╔══

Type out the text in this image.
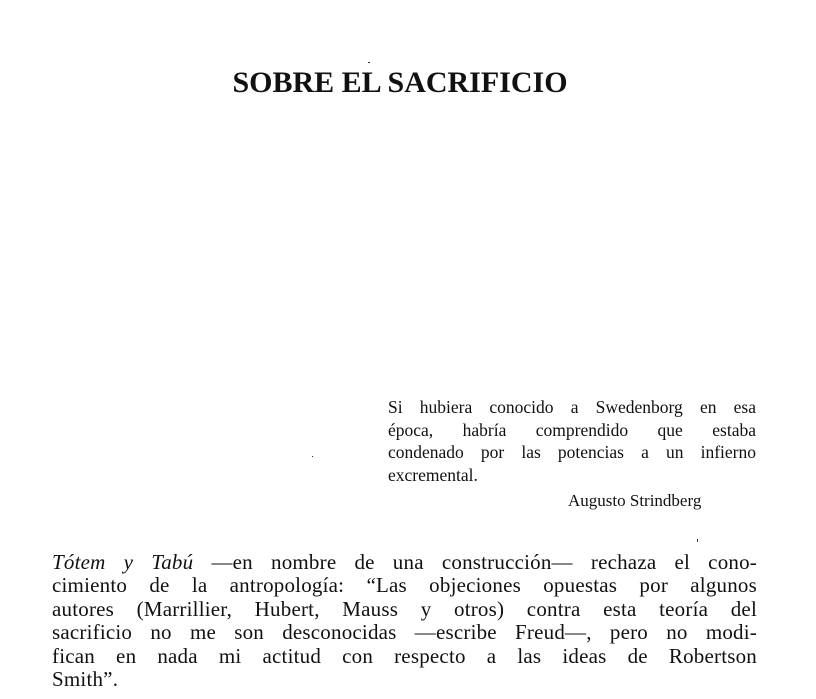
SOBRE EL SACRIFICIO
Si hubiera conocido a Swedenborg en esa
época, habría comprendido que estaba
condenado por las potencias a un infierno
excremental.
Augusto Strindberg
Tótem y Tabú —en nombre de una construcción— rechaza el cono-
cimiento de la antropología: “Las objeciones opuestas por algunos
autores (Marrillier, Hubert, Mauss y otros) contra esta teoría del
sacrificio no me son desconocidas —escribe Freud—, pero no modi-
fican en nada mi actitud con respecto a las ideas de Robertson
Smith”.
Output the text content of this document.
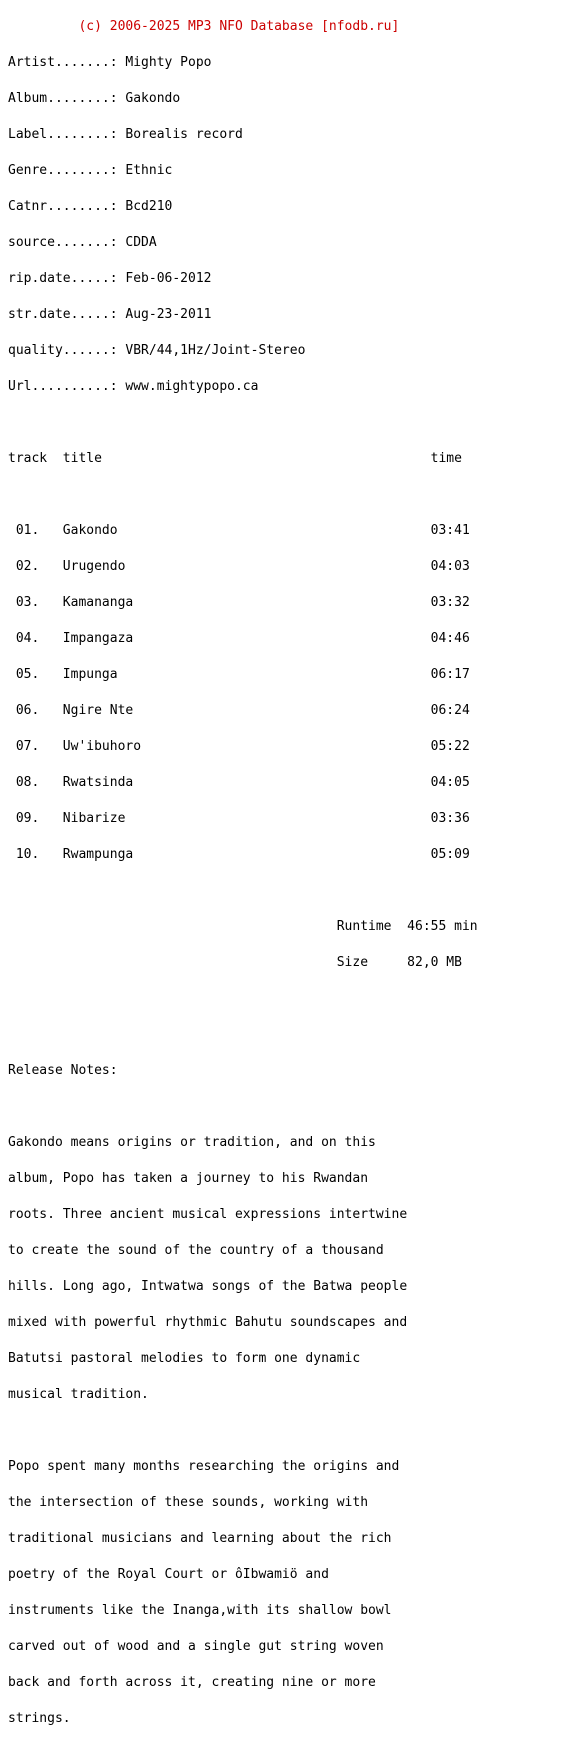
(c) 2006-2025 MP3 NFO Database [nfodb.ru]

Artist.......: Mighty Popo

Album........: Gakondo

Label........: Borealis record

Genre........: Ethnic

Catnr........: Bcd210

source.......: CDDA

rip.date.....: Feb-06-2012

str.date.....: Aug-23-2011

quality......: VBR/44,1Hz/Joint-Stereo

Url..........: www.mightypopo.ca

track  title                                          time

01.   Gakondo                                        03:41

02.   Urugendo                                       04:03

03.   Kamananga                                      03:32

04.   Impangaza                                      04:46

05.   Impunga                                        06:17

06.   Ngire Nte                                      06:24

07.   Uw'ibuhoro                                     05:22

08.   Rwatsinda                                      04:05

09.   Nibarize                                       03:36

10.   Rwampunga                                      05:09

Runtime  46:55 min

Size     82,0 MB

Release Notes:

Gakondo means origins or tradition, and on this

album, Popo has taken a journey to his Rwandan

roots. Three ancient musical expressions intertwine

to create the sound of the country of a thousand

hills. Long ago, Intwatwa songs of the Batwa people

mixed with powerful rhythmic Bahutu soundscapes and

Batutsi pastoral melodies to form one dynamic

musical tradition.

Popo spent many months researching the origins and

the intersection of these sounds, working with

traditional musicians and learning about the rich

poetry of the Royal Court or ôIbwamiö and

instruments like the Inanga,with its shallow bowl

carved out of wood and a single gut string woven

back and forth across it, creating nine or more

strings.
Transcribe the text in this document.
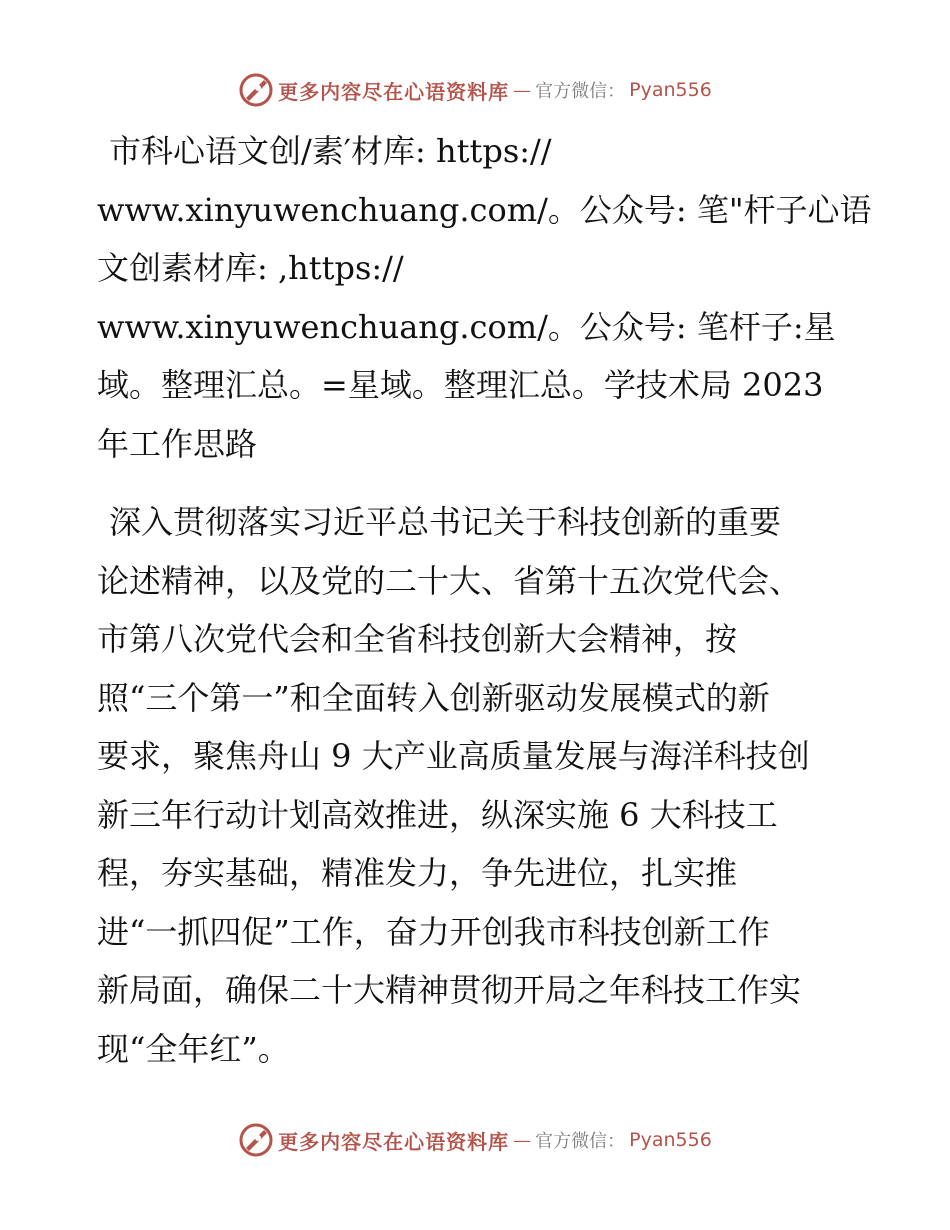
更多内容尽在心语资料库 — 官方微信： Pyan556
市科心语文创/素′材库: https://
www.xinyuwenchuang.com/。公众号: 笔"杆子心语
文创素材库: ,https://
www.xinyuwenchuang.com/。公众号: 笔杆子:星
域。整理汇总。=星域。整理汇总。学技术局 2023
年工作思路
深入贯彻落实习近平总书记关于科技创新的重要
论述精神，以及党的二十大、省第十五次党代会、
市第八次党代会和全省科技创新大会精神，按
照“三个第一”和全面转入创新驱动发展模式的新
要求，聚焦舟山 9 大产业高质量发展与海洋科技创
新三年行动计划高效推进，纵深实施 6 大科技工
程，夯实基础，精准发力，争先进位，扎实推
进“一抓四促”工作，奋力开创我市科技创新工作
新局面，确保二十大精神贯彻开局之年科技工作实
现“全年红”。
更多内容尽在心语资料库 — 官方微信： Pyan556
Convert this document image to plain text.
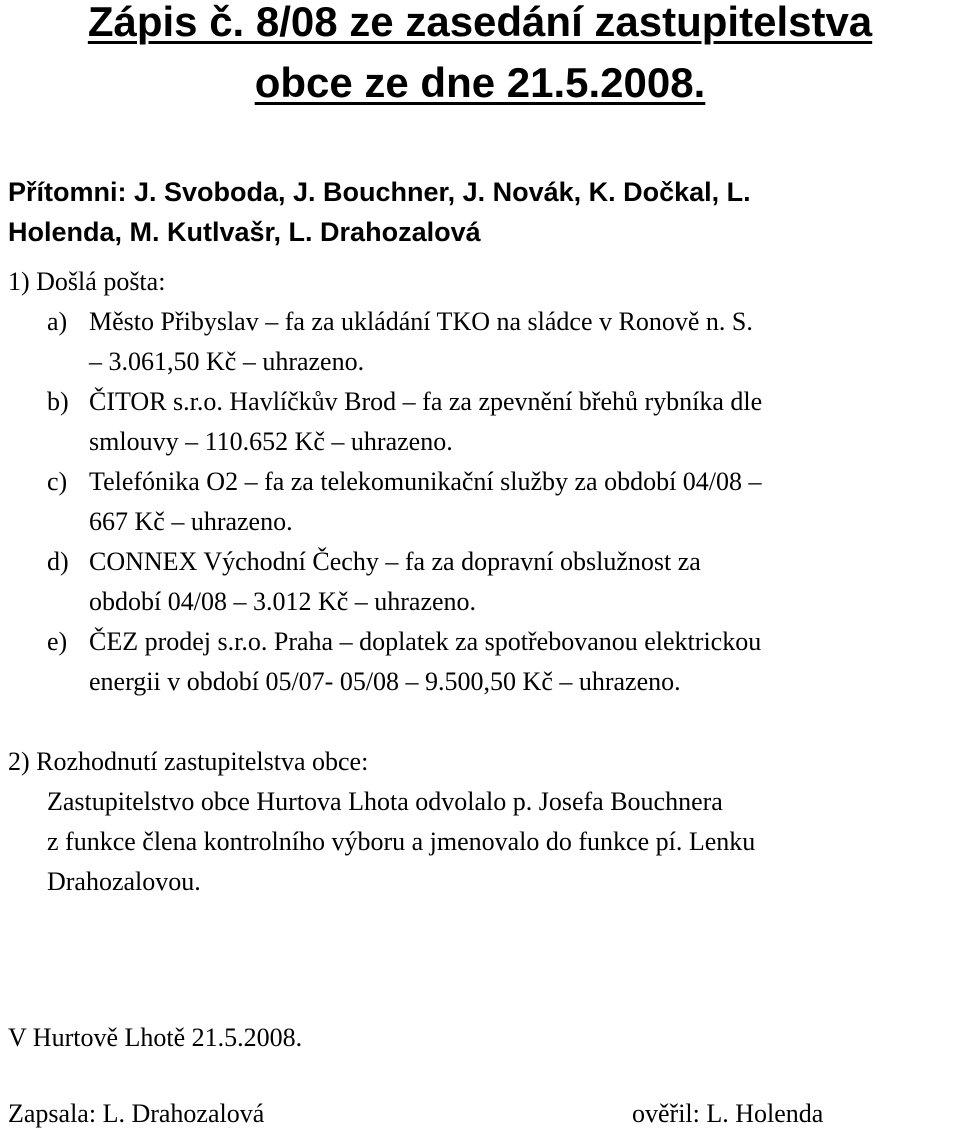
Zápis č. 8/08 ze zasedání zastupitelstva
obce ze dne 21.5.2008.
Přítomni: J. Svoboda, J. Bouchner, J. Novák, K. Dočkal, L.
Holenda, M. Kutlvašr, L. Drahozalová
1) Došlá pošta:
a) Město Přibyslav – fa za ukládání TKO na sládce v Ronově n. S.
– 3.061,50 Kč – uhrazeno.
b) ČITOR s.r.o. Havlíčkův Brod – fa za zpevnění břehů rybníka dle
smlouvy – 110.652 Kč – uhrazeno.
c) Telefónika O2 – fa za telekomunikační služby za období 04/08 –
667 Kč – uhrazeno.
d) CONNEX Východní Čechy – fa za dopravní obslužnost za
období 04/08 – 3.012 Kč – uhrazeno.
e) ČEZ prodej s.r.o. Praha – doplatek za spotřebovanou elektrickou
energii v období 05/07- 05/08 – 9.500,50 Kč – uhrazeno.
2) Rozhodnutí zastupitelstva obce:
Zastupitelstvo obce Hurtova Lhota odvolalo p. Josefa Bouchnera
z funkce člena kontrolního výboru a jmenovalo do funkce pí. Lenku
Drahozalovou.
V Hurtově Lhotě 21.5.2008.
Zapsala: L. Drahozalová	ověřil: L. Holenda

╚══

Brief
Print all of the records shown above exactly, leaving out each picture.

Finished task
Type out the text in this image.
SOBRE EL SACRIFICIO
Si hubiera conocido a Swedenborg en esa
época, habría comprendido que estaba
condenado por las potencias a un infierno
excremental.
Augusto Strindberg
Tótem y Tabú —en nombre de una construcción— rechaza el cono-
cimiento de la antropología: “Las objeciones opuestas por algunos
autores (Marrillier, Hubert, Mauss y otros) contra esta teoría del
sacrificio no me son desconocidas —escribe Freud—, pero no modi-
fican en nada mi actitud con respecto a las ideas de Robertson
Smith”.
Output the text content of this document.
(c) 2006-2025 MP3 NFO Database [nfodb.ru]

Artist.......: Mighty Popo

Album........: Gakondo

Label........: Borealis record

Genre........: Ethnic

Catnr........: Bcd210

source.......: CDDA

rip.date.....: Feb-06-2012

str.date.....: Aug-23-2011

quality......: VBR/44,1Hz/Joint-Stereo

Url..........: www.mightypopo.ca

track  title                                          time

01.   Gakondo                                        03:41

02.   Urugendo                                       04:03

03.   Kamananga                                      03:32

04.   Impangaza                                      04:46

05.   Impunga                                        06:17

06.   Ngire Nte                                      06:24

07.   Uw'ibuhoro                                     05:22

08.   Rwatsinda                                      04:05

09.   Nibarize                                       03:36

10.   Rwampunga                                      05:09

Runtime  46:55 min

Size     82,0 MB

Release Notes:

Gakondo means origins or tradition, and on this

album, Popo has taken a journey to his Rwandan

roots. Three ancient musical expressions intertwine

to create the sound of the country of a thousand

hills. Long ago, Intwatwa songs of the Batwa people

mixed with powerful rhythmic Bahutu soundscapes and

Batutsi pastoral melodies to form one dynamic

musical tradition.

Popo spent many months researching the origins and

the intersection of these sounds, working with

traditional musicians and learning about the rich

poetry of the Royal Court or ôIbwamiö and

instruments like the Inanga,with its shallow bowl

carved out of wood and a single gut string woven

back and forth across it, creating nine or more

strings.
Transcribe the text in this document.
更多内容尽在心语资料库 — 官方微信： Pyan556
市科心语文创/素′材库: https://
www.xinyuwenchuang.com/。公众号: 笔"杆子心语
文创素材库: ,https://
www.xinyuwenchuang.com/。公众号: 笔杆子:星
域。整理汇总。=星域。整理汇总。学技术局 2023
年工作思路
深入贯彻落实习近平总书记关于科技创新的重要
论述精神，以及党的二十大、省第十五次党代会、
市第八次党代会和全省科技创新大会精神，按
照“三个第一”和全面转入创新驱动发展模式的新
要求，聚焦舟山 9 大产业高质量发展与海洋科技创
新三年行动计划高效推进，纵深实施 6 大科技工
程，夯实基础，精准发力，争先进位，扎实推
进“一抓四促”工作，奋力开创我市科技创新工作
新局面，确保二十大精神贯彻开局之年科技工作实
现“全年红”。
更多内容尽在心语资料库 — 官方微信： Pyan556
Convert this document image to plain text.
Zápis č. 8/08 ze zasedání zastupitelstva
obce ze dne 21.5.2008.
Přítomni: J. Svoboda, J. Bouchner, J. Novák, K. Dočkal, L.
Holenda, M. Kutlvašr, L. Drahozalová
1) Došlá pošta:
a) Město Přibyslav – fa za ukládání TKO na sládce v Ronově n. S.
– 3.061,50 Kč – uhrazeno.
b) ČITOR s.r.o. Havlíčkův Brod – fa za zpevnění břehů rybníka dle
smlouvy – 110.652 Kč – uhrazeno.
c) Telefónika O2 – fa za telekomunikační služby za období 04/08 –
667 Kč – uhrazeno.
d) CONNEX Východní Čechy – fa za dopravní obslužnost za
období 04/08 – 3.012 Kč – uhrazeno.
e) ČEZ prodej s.r.o. Praha – doplatek za spotřebovanou elektrickou
energii v období 05/07- 05/08 – 9.500,50 Kč – uhrazeno.
2) Rozhodnutí zastupitelstva obce:
Zastupitelstvo obce Hurtova Lhota odvolalo p. Josefa Bouchnera
z funkce člena kontrolního výboru a jmenovalo do funkce pí. Lenku
Drahozalovou.
V Hurtově Lhotě 21.5.2008.
Zapsala: L. Drahozalová	ověřil: L. Holenda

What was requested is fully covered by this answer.